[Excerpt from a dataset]
◆ ◆ ◆ ◆ ◆
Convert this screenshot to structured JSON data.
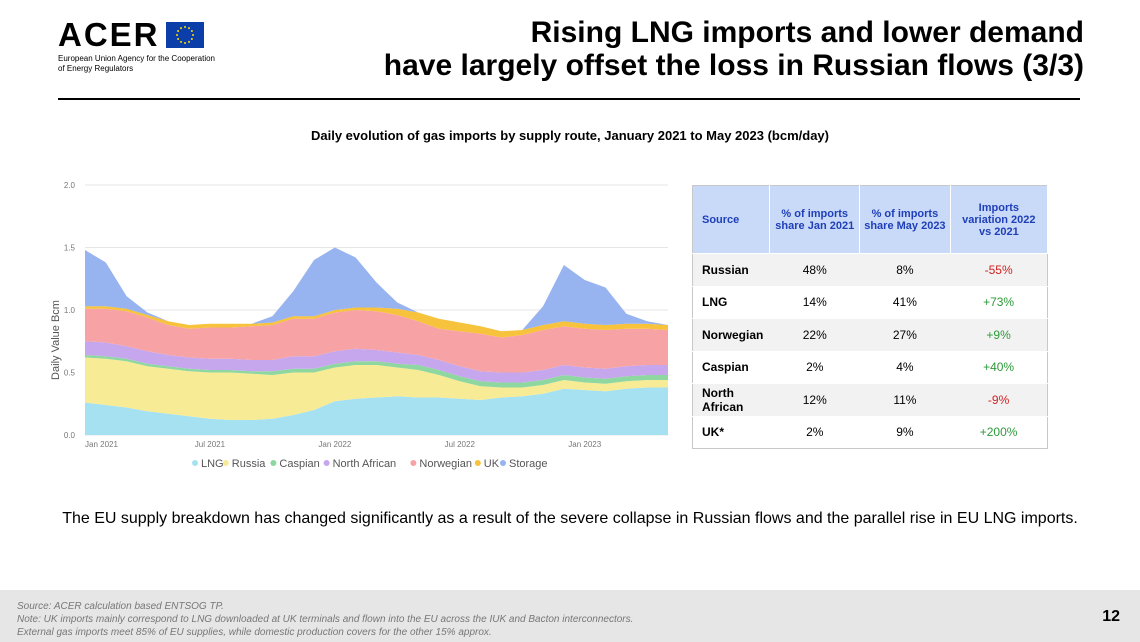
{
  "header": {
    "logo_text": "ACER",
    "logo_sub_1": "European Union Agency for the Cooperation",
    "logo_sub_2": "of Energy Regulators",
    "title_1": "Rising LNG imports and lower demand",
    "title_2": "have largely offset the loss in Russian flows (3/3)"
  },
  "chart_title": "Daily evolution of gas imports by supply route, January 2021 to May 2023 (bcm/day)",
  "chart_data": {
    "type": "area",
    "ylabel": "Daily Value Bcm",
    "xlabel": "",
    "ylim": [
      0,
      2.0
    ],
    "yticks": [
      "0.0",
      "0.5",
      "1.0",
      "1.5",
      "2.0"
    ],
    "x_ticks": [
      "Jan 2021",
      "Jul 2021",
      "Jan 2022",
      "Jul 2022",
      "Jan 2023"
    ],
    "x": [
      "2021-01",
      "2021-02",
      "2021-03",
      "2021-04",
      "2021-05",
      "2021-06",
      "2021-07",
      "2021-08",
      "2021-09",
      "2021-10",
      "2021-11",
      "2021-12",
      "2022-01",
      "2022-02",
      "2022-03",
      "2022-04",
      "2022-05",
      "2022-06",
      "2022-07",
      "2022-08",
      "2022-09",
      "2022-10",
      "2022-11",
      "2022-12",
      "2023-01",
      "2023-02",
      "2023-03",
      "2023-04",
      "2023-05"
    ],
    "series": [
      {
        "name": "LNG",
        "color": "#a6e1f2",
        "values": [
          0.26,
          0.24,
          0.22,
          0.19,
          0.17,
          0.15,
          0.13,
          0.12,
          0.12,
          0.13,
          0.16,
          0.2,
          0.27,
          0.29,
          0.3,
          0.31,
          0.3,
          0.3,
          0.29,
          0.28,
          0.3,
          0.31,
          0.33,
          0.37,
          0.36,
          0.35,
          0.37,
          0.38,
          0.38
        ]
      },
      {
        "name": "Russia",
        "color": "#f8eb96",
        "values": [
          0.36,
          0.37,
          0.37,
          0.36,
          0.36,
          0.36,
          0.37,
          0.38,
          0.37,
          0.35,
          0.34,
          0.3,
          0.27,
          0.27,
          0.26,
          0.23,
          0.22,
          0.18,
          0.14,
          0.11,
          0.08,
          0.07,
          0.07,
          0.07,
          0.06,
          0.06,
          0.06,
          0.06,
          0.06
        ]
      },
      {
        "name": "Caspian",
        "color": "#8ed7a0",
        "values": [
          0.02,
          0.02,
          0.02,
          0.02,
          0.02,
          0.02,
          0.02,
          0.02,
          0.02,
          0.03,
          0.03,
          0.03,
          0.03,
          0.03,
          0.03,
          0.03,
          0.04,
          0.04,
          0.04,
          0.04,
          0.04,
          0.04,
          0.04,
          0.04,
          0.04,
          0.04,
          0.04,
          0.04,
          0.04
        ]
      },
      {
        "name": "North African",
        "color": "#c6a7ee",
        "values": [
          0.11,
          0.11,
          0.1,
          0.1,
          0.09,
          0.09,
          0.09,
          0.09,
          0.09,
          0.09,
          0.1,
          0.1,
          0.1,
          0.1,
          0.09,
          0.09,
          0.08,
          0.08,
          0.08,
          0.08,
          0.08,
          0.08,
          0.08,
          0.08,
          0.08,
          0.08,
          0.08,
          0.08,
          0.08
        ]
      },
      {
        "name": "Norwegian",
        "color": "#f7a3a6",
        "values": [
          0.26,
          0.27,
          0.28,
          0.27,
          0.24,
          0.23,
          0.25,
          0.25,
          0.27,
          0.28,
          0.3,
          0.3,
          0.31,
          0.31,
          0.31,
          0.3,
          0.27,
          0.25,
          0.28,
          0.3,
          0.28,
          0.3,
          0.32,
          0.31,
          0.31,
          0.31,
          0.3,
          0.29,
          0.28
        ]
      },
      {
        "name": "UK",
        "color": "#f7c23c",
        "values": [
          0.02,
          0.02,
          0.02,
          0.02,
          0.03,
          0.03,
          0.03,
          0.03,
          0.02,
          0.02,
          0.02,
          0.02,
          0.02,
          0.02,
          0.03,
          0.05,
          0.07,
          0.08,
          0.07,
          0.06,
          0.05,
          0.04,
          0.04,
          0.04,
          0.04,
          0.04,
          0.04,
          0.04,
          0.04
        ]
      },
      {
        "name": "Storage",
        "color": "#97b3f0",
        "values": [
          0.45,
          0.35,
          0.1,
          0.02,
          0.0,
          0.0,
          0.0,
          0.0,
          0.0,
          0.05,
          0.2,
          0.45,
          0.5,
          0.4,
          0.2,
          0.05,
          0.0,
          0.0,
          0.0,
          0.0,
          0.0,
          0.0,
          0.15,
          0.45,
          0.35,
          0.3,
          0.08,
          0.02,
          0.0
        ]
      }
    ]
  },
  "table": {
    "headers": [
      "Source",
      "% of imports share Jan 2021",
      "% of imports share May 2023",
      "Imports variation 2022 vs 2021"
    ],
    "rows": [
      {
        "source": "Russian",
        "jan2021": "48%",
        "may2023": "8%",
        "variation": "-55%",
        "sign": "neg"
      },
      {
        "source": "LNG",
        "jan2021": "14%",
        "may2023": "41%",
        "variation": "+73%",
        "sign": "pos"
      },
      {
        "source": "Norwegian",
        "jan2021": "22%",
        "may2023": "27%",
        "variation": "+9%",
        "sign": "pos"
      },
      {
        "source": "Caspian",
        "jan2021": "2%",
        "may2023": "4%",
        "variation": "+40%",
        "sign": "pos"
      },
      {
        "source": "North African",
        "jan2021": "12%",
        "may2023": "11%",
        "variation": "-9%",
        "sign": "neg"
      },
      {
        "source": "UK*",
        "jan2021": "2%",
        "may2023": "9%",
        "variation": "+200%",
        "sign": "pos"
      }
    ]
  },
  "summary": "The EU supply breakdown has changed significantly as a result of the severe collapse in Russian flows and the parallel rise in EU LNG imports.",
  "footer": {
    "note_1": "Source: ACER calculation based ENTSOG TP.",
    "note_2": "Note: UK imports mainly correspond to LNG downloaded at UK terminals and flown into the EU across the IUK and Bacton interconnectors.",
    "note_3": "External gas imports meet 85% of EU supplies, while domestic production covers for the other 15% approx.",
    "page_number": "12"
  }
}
◆ ◆ ◆ ◆ ◆
Written task: Check each line of the records above for the string "variation", and report every line that has it.

Right answer:
      "Imports variation 2022 vs 2021"
        "variation": "-55%",
        "variation": "+73%",
        "variation": "+9%",
        "variation": "+40%",
        "variation": "-9%",
        "variation": "+200%",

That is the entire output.